#### Exercise material:
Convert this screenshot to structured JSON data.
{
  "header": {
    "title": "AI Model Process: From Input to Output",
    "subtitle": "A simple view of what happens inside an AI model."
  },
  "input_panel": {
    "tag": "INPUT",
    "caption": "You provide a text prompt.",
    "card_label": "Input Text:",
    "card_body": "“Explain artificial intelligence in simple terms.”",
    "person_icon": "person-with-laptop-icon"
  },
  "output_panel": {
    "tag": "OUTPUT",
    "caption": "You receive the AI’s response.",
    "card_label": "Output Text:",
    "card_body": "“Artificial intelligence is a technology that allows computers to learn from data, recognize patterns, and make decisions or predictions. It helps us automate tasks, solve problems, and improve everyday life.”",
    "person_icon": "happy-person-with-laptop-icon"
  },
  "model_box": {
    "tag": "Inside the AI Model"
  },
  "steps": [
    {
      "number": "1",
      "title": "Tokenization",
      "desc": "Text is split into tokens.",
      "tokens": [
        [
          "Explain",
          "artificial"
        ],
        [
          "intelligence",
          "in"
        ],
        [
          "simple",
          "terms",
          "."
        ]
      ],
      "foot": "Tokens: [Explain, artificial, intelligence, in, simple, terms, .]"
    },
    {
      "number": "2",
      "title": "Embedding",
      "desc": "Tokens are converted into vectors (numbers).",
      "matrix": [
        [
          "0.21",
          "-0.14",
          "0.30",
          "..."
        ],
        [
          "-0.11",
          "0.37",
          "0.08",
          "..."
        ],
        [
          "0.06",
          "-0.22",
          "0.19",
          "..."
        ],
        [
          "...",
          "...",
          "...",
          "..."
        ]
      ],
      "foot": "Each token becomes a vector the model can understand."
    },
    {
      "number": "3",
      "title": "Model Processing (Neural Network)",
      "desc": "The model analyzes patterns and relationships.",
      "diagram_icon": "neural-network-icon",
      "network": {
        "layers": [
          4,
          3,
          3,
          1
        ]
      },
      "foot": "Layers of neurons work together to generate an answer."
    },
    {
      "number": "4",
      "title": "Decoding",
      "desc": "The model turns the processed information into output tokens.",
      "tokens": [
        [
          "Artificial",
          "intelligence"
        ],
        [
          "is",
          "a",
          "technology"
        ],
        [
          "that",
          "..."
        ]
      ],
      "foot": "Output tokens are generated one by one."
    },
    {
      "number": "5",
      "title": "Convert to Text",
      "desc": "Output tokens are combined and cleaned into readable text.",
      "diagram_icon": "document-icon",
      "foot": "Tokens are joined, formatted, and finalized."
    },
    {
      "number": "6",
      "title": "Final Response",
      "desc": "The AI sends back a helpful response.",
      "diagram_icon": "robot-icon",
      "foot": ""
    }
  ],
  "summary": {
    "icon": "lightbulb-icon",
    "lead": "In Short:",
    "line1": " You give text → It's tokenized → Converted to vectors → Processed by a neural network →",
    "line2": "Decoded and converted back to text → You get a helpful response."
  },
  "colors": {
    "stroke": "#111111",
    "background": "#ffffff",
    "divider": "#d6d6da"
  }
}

#### Problem statement:
Scan the listing above and identify each line holding the string "that"; copy every such line.

#### Response for this exercise:
    "card_body": "“Artificial intelligence is a technology that allows computers to learn from data, recognize patterns, and make decisions or predictions. It helps us automate tasks, solve problems, and improve everyday life.”",
          "that",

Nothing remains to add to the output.